A run of records
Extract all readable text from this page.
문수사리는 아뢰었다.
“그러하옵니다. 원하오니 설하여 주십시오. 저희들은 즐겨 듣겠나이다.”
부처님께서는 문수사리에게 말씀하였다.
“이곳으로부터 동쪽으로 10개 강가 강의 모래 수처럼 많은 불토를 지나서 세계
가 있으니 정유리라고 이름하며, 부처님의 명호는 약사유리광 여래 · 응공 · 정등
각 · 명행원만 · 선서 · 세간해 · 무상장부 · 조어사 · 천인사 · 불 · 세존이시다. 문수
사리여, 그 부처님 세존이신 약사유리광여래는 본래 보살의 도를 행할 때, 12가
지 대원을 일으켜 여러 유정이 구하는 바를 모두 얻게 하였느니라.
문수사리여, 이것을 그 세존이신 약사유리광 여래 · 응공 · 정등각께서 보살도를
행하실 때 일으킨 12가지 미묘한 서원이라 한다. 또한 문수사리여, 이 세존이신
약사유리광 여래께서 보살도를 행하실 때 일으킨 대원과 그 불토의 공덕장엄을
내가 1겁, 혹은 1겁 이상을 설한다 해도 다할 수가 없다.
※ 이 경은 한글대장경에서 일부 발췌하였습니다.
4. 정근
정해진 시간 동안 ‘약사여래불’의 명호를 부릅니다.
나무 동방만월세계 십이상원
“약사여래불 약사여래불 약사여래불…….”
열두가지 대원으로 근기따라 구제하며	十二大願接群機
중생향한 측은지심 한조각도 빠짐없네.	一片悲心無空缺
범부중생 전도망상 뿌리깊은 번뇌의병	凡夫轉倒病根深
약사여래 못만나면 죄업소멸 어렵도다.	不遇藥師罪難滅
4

= What you need to do =
Which lines above contain the word "약사여래불"? Copy each of them.

= The completed task =
정해진 시간 동안 ‘약사여래불’의 명호를 부릅니다.
“약사여래불 약사여래불 약사여래불…….”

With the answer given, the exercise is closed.